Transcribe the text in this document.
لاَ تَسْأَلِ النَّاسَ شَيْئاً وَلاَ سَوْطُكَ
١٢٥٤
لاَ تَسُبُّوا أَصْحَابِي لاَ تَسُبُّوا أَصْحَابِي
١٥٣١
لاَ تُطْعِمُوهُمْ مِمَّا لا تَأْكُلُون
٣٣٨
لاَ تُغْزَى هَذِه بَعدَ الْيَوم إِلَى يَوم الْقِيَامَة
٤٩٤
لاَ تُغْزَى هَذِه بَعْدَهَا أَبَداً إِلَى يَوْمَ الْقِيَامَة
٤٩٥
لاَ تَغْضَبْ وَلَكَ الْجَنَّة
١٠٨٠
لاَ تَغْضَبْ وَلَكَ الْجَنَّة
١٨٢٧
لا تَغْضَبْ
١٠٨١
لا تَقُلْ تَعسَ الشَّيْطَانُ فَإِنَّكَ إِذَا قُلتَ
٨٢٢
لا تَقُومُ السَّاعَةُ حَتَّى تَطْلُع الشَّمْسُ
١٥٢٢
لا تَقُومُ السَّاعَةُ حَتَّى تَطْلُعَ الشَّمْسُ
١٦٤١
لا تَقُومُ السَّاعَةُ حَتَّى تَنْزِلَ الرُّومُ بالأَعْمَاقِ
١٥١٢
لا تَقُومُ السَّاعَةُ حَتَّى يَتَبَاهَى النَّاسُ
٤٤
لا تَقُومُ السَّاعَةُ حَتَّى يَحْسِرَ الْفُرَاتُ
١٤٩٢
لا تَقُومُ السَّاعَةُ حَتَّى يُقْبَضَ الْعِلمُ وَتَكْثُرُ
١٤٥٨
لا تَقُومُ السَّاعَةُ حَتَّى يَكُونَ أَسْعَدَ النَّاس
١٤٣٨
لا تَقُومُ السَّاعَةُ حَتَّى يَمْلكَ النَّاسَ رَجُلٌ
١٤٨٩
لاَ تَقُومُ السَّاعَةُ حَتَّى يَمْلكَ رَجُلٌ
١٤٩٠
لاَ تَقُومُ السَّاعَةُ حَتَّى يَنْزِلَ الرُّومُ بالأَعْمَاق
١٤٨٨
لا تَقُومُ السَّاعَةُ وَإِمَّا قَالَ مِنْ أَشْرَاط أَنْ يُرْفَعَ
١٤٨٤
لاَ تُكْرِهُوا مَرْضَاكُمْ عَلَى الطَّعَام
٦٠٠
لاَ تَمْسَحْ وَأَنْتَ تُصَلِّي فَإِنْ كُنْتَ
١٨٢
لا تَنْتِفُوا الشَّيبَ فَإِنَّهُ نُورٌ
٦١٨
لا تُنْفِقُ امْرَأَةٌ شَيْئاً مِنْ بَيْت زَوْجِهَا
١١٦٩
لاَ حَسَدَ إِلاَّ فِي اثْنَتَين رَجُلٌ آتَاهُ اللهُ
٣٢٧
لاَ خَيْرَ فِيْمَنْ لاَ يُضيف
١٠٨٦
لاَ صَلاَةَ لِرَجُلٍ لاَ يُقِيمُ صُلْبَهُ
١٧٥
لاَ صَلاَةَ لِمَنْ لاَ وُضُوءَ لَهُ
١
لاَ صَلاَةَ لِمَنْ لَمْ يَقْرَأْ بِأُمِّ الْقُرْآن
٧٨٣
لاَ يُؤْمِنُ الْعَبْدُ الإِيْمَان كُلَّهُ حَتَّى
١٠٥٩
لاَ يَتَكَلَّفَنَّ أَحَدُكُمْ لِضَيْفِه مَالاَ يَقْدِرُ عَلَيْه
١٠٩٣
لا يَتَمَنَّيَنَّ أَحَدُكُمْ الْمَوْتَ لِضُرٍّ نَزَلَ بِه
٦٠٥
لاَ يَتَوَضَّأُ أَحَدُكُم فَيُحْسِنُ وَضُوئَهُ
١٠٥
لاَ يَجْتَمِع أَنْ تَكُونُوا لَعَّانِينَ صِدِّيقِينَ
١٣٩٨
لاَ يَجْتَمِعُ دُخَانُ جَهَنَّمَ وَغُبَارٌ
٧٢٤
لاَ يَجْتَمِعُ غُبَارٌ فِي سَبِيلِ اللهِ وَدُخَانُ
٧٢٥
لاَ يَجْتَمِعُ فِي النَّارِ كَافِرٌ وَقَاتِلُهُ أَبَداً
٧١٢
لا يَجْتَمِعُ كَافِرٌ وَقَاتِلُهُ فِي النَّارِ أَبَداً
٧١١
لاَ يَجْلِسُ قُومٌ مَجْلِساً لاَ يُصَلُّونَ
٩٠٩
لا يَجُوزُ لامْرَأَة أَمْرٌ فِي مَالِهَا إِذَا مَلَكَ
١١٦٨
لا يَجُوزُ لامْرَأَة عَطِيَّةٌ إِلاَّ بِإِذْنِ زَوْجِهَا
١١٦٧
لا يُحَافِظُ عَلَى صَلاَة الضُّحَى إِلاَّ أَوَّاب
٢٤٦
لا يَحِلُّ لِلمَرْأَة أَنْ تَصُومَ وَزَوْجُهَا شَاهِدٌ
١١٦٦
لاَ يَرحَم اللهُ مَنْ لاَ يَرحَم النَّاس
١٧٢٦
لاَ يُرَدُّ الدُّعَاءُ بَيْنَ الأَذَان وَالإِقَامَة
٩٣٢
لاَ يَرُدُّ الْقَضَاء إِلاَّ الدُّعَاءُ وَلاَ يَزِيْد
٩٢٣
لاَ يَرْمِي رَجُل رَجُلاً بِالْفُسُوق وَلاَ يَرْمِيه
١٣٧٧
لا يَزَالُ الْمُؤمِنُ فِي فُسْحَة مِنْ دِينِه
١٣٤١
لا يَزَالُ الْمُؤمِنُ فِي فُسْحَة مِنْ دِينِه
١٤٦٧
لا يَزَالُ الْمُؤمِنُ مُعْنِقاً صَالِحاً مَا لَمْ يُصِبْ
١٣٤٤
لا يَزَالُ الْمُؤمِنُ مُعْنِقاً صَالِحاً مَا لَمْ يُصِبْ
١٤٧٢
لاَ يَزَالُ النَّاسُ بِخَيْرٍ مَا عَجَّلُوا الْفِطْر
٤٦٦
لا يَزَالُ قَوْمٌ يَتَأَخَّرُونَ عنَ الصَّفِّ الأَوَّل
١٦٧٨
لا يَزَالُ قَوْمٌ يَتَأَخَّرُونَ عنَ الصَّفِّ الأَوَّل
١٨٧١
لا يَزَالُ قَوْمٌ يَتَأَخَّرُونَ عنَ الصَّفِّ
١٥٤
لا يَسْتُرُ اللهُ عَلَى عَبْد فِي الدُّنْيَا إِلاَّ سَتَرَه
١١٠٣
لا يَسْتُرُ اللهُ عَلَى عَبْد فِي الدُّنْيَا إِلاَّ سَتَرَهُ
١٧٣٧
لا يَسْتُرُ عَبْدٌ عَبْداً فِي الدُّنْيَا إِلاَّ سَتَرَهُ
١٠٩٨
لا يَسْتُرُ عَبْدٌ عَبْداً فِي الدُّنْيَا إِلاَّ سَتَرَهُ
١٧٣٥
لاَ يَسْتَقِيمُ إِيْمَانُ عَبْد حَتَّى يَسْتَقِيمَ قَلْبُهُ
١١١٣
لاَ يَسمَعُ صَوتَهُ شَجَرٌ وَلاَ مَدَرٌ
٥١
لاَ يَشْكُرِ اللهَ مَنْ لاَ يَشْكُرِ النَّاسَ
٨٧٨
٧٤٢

----------

### PROBLEM REQUIREMENTS
Looking at the records above, work out how many lines include the word "بالأ", then give that number by itself.

### TASK RESPONSE
2